State how many lines contain the string "this", and write nothing else.

** Begin DATA PROVIDED **

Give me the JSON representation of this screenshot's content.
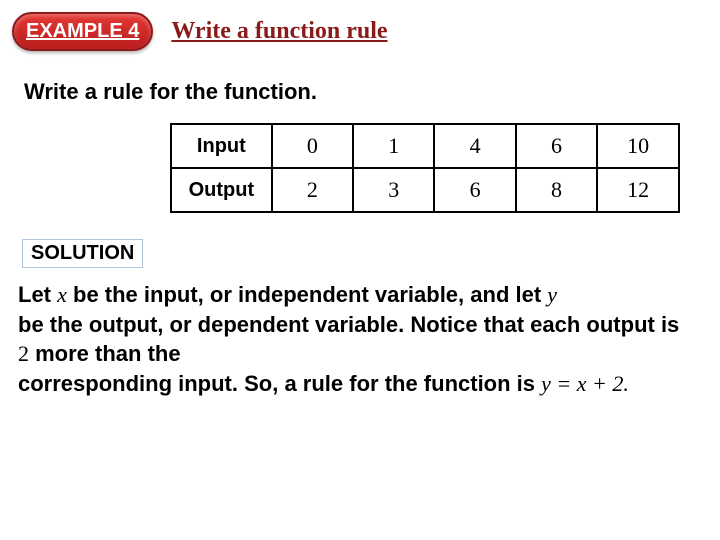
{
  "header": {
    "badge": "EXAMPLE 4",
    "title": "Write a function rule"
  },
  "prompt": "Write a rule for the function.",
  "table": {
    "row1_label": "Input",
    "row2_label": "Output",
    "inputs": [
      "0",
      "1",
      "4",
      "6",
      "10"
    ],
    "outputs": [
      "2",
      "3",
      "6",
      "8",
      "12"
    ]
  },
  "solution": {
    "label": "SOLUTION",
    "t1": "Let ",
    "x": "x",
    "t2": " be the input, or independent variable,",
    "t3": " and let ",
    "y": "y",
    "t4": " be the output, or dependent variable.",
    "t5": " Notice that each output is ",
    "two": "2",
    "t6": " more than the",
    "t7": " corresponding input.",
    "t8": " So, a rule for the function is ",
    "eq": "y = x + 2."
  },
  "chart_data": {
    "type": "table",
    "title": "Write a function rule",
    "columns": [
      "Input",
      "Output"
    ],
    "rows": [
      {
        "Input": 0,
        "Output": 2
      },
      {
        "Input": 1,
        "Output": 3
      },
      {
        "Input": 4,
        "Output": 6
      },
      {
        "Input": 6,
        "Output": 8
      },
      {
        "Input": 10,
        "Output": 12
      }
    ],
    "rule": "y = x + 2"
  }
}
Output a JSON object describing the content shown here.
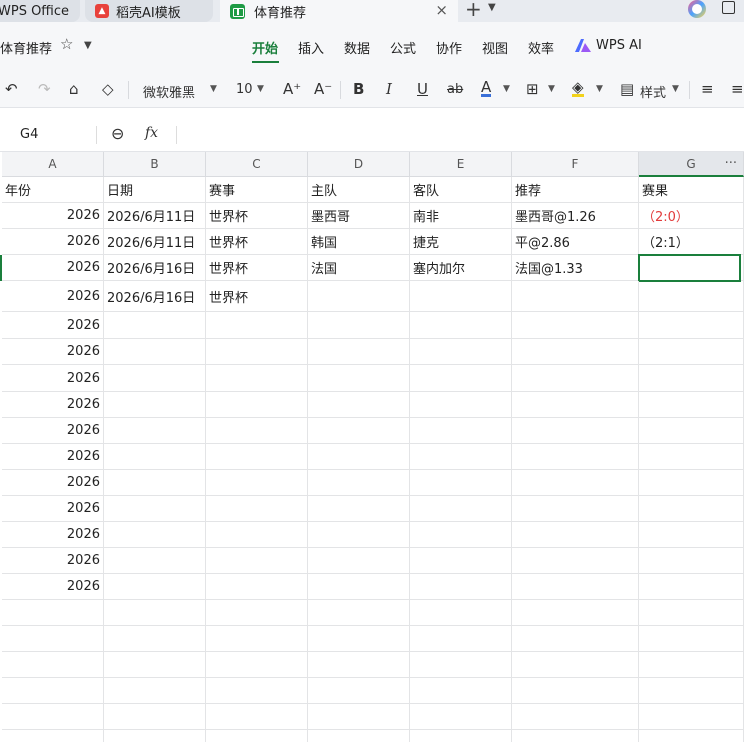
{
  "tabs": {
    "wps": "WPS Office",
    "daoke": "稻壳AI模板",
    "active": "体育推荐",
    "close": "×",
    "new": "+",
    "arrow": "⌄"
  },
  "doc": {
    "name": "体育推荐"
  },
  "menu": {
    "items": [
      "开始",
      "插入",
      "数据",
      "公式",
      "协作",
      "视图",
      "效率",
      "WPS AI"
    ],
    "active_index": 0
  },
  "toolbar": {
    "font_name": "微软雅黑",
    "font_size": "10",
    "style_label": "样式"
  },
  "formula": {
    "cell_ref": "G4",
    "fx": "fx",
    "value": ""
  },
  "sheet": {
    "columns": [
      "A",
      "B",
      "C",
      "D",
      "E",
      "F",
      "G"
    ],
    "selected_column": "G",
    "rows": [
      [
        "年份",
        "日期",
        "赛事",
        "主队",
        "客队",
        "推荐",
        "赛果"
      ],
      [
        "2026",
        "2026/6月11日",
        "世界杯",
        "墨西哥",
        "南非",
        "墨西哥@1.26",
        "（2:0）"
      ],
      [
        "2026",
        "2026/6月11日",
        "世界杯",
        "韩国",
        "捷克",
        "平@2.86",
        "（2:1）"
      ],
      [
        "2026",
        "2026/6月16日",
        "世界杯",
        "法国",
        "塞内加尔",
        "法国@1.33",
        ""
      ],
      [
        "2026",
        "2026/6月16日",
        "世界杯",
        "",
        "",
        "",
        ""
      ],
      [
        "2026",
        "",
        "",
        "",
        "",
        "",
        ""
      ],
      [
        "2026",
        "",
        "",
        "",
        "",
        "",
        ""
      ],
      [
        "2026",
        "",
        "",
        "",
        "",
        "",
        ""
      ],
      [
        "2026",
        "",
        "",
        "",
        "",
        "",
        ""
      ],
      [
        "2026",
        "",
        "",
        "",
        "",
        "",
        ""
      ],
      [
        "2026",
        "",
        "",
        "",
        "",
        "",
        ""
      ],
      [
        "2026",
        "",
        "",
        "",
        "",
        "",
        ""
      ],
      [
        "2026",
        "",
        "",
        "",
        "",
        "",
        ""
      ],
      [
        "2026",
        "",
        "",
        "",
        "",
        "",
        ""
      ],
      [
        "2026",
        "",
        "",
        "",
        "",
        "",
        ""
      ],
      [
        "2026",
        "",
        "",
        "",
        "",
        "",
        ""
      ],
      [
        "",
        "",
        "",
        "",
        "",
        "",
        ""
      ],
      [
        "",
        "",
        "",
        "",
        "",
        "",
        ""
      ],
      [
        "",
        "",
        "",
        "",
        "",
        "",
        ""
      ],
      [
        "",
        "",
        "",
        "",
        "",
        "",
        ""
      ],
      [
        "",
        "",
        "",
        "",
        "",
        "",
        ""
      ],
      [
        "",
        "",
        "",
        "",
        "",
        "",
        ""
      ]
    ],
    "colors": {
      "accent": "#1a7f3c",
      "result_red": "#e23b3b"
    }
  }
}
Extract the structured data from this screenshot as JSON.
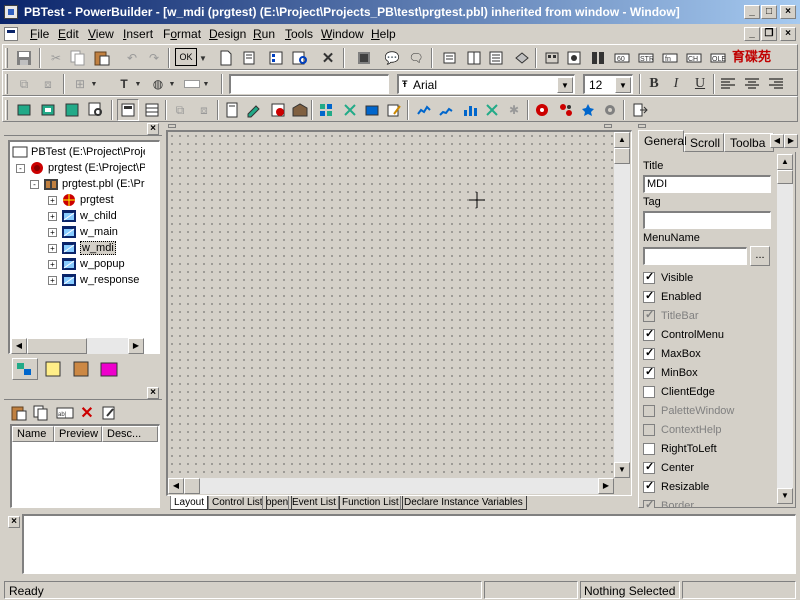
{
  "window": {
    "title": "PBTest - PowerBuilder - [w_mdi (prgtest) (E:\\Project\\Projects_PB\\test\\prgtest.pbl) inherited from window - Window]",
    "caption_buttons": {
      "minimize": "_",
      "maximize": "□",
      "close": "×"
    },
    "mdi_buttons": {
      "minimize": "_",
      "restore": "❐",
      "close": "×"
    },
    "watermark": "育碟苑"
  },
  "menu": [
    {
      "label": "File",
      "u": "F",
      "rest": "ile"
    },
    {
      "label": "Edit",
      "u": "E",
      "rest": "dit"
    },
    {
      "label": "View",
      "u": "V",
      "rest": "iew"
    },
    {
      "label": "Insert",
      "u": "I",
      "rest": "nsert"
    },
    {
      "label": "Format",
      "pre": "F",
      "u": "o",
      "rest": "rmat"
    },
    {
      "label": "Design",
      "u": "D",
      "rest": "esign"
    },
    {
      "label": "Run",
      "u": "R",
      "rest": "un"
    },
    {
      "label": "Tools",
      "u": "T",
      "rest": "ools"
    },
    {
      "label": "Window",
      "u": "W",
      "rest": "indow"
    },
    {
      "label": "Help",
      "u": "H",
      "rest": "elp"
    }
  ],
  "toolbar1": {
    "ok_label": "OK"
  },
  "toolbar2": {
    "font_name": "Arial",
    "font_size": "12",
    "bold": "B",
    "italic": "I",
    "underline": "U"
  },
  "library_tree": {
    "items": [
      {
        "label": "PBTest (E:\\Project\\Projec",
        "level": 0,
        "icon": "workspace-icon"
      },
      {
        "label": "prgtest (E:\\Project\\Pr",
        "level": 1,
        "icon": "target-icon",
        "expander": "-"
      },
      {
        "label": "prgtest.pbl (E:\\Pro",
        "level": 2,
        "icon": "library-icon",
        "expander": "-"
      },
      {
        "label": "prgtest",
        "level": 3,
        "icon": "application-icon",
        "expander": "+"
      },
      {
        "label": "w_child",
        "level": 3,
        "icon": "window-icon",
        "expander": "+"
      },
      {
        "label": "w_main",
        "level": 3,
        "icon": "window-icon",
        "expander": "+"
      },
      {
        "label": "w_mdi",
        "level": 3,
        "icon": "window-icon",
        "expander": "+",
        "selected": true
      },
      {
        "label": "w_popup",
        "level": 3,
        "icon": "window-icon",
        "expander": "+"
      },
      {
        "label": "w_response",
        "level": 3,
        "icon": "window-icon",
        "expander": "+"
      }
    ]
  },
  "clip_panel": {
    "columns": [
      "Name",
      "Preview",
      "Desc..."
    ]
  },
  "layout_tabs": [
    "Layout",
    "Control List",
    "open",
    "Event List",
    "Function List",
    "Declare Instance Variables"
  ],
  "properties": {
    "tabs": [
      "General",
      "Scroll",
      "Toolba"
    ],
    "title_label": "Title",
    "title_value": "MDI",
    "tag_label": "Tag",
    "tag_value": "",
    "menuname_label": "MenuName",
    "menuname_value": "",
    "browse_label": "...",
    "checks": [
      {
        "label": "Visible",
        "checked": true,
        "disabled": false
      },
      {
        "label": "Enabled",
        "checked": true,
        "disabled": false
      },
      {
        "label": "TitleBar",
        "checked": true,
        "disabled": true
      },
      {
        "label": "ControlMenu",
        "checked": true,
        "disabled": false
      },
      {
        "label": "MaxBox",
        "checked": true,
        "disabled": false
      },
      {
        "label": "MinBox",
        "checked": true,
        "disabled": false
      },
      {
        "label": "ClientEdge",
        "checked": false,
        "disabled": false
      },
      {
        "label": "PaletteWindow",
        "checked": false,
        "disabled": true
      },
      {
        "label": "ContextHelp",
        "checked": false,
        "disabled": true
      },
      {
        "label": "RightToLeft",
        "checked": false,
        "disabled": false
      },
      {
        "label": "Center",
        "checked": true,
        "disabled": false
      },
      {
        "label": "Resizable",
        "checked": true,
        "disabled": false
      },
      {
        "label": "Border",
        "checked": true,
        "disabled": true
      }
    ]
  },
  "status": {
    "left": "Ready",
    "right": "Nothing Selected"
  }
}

** End DATA PROVIDED **

* RESULT BELOW *
2